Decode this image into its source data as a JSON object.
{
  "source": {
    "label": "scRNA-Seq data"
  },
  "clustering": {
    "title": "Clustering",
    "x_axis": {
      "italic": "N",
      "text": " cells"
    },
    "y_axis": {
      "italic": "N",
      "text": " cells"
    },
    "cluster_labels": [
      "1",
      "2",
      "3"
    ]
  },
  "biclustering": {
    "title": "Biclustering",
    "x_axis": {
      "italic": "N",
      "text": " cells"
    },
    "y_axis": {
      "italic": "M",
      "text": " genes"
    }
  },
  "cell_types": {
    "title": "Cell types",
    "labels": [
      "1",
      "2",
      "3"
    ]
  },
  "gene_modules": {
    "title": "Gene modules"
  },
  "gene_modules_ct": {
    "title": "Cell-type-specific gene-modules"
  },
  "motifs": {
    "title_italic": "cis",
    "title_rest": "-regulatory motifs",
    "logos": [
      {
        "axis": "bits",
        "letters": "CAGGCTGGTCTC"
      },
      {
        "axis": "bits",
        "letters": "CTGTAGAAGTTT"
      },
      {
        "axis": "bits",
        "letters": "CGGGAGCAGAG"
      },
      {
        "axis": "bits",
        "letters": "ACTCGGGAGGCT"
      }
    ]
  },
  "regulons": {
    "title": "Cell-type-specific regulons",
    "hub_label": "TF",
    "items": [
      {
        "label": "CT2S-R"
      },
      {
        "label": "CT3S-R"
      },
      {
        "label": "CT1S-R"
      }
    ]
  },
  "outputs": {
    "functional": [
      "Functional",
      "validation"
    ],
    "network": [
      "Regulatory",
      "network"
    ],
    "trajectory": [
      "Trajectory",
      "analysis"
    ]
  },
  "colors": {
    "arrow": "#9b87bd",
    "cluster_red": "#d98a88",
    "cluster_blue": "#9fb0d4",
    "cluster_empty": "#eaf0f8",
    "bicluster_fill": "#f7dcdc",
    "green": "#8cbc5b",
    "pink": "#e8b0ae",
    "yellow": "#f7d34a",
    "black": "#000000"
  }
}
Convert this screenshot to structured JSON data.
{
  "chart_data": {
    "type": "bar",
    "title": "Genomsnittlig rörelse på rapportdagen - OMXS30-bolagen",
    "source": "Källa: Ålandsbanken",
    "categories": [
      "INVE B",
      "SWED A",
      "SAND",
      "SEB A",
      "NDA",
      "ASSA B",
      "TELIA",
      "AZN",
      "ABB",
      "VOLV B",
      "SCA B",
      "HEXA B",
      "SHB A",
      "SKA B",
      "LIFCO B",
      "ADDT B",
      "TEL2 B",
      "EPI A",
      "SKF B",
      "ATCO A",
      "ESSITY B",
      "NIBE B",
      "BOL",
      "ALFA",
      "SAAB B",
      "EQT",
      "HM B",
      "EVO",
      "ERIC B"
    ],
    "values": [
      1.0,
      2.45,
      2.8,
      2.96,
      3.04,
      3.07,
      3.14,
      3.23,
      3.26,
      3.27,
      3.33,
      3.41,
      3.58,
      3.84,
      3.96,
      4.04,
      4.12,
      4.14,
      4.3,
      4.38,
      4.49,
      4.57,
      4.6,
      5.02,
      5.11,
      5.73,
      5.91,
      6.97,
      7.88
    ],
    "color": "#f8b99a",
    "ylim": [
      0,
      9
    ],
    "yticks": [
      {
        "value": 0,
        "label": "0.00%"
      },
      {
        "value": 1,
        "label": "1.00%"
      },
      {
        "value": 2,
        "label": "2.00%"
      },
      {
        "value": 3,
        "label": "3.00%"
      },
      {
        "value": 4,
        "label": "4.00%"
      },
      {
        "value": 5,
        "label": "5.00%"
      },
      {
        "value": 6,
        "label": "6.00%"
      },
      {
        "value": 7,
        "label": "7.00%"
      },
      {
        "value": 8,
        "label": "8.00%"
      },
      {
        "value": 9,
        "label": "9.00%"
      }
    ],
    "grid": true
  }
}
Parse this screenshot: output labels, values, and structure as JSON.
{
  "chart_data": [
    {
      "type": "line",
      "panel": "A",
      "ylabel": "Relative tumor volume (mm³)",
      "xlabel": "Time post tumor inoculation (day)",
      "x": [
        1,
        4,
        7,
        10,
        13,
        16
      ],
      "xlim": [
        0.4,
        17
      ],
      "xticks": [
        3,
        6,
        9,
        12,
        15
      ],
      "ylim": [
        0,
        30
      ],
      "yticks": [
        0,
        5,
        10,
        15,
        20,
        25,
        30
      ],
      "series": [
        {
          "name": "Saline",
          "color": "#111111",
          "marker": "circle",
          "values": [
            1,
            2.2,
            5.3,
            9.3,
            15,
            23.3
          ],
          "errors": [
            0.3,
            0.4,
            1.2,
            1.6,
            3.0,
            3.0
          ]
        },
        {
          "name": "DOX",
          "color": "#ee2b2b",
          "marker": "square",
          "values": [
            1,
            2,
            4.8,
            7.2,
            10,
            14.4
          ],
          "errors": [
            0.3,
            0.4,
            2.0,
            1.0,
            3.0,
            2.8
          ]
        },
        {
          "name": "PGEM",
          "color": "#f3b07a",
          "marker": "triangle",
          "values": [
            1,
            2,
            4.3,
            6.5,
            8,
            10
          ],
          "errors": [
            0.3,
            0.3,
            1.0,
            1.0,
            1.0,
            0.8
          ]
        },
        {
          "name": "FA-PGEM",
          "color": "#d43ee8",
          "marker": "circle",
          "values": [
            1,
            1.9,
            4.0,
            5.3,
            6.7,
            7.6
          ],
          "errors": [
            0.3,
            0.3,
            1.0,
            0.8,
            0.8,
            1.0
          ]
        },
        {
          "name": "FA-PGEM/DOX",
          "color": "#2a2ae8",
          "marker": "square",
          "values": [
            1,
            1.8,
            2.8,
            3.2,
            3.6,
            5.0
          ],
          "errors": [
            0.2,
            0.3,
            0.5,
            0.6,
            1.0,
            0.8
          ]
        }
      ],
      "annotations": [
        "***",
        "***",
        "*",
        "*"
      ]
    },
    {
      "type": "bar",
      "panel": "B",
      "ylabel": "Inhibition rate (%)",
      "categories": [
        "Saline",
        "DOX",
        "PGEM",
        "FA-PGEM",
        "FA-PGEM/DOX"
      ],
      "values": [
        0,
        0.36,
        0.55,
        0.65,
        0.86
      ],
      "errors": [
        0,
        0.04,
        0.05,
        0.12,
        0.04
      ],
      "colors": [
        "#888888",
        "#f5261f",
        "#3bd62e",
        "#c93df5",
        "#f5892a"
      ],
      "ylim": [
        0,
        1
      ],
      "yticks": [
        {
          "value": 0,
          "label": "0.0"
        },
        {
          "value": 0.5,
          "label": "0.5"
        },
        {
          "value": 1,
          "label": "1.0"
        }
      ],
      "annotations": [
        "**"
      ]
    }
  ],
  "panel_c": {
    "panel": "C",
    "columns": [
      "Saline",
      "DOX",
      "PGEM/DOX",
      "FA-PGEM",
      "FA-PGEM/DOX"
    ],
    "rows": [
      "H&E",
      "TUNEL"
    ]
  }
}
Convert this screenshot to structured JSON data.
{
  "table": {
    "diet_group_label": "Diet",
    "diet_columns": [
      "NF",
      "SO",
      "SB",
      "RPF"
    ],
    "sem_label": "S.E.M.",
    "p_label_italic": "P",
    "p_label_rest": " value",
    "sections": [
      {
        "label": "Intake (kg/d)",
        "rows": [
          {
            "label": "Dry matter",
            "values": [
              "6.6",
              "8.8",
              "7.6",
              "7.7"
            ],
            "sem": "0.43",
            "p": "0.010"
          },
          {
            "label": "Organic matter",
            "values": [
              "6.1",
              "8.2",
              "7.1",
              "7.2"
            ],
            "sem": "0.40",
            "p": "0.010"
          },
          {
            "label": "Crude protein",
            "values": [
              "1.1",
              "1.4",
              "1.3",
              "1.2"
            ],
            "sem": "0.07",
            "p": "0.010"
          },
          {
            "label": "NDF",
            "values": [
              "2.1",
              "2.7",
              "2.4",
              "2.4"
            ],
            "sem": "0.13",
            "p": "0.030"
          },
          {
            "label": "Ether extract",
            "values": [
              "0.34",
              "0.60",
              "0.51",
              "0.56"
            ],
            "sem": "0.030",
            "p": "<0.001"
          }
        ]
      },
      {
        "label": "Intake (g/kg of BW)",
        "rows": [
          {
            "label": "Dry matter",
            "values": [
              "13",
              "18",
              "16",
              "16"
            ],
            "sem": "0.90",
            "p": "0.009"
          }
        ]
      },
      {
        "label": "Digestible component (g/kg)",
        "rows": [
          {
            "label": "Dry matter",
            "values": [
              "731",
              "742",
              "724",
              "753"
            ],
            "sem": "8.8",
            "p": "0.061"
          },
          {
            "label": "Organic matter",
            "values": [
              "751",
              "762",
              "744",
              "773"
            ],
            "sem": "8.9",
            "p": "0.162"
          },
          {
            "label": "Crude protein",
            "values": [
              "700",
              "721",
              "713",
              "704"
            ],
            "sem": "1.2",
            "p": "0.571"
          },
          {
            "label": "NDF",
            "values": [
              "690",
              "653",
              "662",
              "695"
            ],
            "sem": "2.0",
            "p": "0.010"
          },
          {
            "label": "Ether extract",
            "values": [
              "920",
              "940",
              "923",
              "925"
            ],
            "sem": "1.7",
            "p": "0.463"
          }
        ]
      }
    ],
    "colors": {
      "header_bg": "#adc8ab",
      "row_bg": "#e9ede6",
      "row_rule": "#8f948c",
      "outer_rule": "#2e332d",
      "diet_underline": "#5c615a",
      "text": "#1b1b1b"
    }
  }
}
──────────────────────────────
Count every line in the listing above where the string "name" occurs, and report the count and nothing more.

5